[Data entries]
--- start ---
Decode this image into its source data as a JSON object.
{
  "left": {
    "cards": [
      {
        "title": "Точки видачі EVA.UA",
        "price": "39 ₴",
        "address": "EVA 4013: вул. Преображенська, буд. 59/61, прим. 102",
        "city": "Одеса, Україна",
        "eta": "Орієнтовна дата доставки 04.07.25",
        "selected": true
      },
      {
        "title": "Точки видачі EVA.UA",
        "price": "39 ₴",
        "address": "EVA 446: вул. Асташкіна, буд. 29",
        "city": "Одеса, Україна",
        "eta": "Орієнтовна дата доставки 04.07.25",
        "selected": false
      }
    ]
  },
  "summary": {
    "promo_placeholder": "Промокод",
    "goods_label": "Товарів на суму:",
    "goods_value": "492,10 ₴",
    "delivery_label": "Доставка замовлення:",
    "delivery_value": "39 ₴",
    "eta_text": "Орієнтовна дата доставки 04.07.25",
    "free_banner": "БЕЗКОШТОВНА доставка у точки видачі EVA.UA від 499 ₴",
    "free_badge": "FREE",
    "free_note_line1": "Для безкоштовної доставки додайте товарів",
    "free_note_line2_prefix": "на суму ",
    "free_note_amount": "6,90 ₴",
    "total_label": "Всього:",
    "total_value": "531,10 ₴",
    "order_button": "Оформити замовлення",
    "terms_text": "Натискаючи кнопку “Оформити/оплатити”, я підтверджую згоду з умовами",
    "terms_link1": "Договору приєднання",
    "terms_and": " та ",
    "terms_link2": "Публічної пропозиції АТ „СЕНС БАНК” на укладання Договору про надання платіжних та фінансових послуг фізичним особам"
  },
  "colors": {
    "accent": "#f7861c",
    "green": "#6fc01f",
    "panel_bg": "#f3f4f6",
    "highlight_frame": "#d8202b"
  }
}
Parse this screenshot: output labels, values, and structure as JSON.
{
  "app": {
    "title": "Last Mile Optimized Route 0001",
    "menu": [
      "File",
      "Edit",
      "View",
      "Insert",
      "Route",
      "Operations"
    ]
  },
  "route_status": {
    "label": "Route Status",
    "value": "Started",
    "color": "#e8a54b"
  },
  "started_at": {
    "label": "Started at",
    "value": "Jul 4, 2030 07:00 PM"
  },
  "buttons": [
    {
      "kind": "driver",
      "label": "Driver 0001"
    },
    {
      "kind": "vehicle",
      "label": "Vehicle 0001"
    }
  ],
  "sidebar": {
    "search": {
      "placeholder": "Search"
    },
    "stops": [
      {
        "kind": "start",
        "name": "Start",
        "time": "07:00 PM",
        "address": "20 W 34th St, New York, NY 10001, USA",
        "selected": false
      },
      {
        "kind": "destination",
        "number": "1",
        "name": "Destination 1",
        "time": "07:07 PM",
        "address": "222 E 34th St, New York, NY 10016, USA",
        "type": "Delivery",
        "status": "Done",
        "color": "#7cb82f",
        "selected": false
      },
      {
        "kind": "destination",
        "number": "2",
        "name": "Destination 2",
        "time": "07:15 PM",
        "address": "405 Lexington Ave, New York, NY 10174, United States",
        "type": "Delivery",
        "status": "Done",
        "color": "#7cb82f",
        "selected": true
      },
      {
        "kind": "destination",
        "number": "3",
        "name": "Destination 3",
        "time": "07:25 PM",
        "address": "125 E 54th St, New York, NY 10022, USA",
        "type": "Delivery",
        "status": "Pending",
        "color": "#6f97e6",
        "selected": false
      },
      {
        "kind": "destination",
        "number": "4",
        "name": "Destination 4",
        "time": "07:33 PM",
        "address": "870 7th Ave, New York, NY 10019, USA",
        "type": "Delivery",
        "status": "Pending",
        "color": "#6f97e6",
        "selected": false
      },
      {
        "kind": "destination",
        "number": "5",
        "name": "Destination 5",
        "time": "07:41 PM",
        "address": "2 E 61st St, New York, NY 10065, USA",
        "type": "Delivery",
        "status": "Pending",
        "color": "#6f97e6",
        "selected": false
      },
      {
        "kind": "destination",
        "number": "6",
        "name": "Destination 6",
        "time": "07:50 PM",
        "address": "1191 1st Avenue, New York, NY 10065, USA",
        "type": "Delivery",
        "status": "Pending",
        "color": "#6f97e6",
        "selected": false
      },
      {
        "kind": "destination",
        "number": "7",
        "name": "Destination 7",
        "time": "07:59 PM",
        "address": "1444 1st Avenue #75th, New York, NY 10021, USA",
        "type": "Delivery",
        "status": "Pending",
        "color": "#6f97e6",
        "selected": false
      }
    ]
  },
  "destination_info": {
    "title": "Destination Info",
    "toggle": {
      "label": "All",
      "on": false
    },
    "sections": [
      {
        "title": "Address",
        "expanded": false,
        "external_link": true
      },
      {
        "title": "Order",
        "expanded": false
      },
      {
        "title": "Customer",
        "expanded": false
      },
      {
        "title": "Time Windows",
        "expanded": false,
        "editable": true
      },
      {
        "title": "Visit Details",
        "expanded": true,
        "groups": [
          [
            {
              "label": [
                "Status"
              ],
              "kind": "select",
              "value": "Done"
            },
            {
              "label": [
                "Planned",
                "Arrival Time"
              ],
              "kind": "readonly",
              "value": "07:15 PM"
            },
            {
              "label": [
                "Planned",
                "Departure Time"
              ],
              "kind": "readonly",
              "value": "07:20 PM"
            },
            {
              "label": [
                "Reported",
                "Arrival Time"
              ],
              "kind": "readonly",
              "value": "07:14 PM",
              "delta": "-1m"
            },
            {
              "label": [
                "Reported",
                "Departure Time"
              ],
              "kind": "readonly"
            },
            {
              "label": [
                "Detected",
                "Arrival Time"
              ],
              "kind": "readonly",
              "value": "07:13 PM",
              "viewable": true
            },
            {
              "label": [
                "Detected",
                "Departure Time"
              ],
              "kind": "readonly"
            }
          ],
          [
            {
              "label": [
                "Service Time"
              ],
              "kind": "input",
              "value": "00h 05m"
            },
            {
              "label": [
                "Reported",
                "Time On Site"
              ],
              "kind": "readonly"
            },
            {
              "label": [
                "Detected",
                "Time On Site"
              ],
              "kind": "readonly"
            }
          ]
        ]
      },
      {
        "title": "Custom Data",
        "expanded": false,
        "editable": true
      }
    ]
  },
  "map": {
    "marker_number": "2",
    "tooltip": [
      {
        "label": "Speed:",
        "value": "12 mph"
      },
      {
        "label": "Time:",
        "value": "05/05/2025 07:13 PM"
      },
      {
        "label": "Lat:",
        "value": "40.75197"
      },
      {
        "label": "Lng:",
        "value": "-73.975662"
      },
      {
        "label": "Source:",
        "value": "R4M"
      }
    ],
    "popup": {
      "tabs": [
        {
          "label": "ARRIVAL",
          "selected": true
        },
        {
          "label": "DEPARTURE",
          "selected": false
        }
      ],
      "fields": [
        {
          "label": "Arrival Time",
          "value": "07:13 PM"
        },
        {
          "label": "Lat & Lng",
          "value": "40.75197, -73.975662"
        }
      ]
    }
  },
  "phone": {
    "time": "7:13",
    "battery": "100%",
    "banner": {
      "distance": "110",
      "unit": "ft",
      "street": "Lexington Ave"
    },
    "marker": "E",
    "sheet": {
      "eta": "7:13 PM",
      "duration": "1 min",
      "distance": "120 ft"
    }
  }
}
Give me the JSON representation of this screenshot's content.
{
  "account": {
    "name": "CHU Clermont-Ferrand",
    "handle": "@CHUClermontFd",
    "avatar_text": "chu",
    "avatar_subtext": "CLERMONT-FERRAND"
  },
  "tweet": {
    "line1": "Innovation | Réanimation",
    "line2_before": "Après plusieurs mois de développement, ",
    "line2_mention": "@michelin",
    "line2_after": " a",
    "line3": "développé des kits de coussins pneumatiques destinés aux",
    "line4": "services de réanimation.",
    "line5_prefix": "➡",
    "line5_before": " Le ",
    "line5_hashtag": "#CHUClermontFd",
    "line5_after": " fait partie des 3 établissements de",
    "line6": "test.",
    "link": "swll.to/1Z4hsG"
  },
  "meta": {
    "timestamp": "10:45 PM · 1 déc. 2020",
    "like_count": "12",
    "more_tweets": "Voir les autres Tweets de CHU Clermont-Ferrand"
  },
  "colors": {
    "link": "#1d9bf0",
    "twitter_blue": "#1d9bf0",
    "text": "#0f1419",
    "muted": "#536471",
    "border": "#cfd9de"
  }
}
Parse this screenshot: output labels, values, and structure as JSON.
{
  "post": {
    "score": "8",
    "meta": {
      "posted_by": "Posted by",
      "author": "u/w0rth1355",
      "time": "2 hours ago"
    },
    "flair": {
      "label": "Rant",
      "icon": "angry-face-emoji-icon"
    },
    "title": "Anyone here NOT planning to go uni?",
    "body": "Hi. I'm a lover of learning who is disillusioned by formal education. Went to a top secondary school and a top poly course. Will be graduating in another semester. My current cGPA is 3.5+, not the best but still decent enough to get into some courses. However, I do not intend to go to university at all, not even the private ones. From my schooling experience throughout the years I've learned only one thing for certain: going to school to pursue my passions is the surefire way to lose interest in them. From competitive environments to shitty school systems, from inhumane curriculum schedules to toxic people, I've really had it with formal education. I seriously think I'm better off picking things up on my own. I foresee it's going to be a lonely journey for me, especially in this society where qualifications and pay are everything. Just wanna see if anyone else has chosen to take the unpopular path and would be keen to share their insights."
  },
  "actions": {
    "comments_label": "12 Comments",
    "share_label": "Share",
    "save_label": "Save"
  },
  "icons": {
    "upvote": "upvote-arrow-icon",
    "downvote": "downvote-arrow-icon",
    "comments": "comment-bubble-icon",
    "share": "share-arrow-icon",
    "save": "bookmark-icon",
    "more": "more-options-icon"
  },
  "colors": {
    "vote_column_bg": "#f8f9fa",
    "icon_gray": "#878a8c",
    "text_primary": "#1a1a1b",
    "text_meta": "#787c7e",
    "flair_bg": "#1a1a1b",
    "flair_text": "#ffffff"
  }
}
--- end ---
Say only how many lines in the records carry the word "Договору".

2